● EXERCISE
From the entries provided below, copy each line that contains the word "content".

● SOURCE MATERIAL

╔══

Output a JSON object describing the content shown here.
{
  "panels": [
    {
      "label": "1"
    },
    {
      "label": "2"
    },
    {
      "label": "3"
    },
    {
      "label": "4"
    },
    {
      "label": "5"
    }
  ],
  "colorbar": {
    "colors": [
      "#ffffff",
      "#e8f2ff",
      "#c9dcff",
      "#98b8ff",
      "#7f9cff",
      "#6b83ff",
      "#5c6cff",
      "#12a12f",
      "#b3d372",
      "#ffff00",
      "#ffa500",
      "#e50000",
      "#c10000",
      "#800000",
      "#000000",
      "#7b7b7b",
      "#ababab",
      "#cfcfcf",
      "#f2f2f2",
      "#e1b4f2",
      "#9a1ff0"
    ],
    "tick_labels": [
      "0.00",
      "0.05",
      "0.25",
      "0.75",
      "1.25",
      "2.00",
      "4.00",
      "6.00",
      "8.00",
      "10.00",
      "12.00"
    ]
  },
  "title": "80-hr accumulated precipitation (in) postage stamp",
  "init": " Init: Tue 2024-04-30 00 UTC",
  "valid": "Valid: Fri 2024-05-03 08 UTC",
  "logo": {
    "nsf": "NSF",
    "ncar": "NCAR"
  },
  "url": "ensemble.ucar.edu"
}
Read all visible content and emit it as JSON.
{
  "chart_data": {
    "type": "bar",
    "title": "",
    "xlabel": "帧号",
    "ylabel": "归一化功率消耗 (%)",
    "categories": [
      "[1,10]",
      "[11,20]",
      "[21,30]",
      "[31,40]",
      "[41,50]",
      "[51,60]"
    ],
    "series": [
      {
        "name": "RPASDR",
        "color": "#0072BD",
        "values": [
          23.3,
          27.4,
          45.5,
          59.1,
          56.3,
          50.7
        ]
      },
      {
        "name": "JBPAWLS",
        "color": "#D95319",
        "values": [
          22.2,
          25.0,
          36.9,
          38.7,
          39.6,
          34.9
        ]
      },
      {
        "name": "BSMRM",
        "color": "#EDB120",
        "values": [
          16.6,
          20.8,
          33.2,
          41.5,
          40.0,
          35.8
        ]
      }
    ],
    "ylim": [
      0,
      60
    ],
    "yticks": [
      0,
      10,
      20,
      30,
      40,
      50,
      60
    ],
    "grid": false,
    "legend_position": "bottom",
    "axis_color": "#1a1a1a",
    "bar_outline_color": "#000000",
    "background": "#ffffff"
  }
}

╚══

● EXERCISE SOLUTION
Output a JSON object describing the content shown here.
Read all visible content and emit it as JSON.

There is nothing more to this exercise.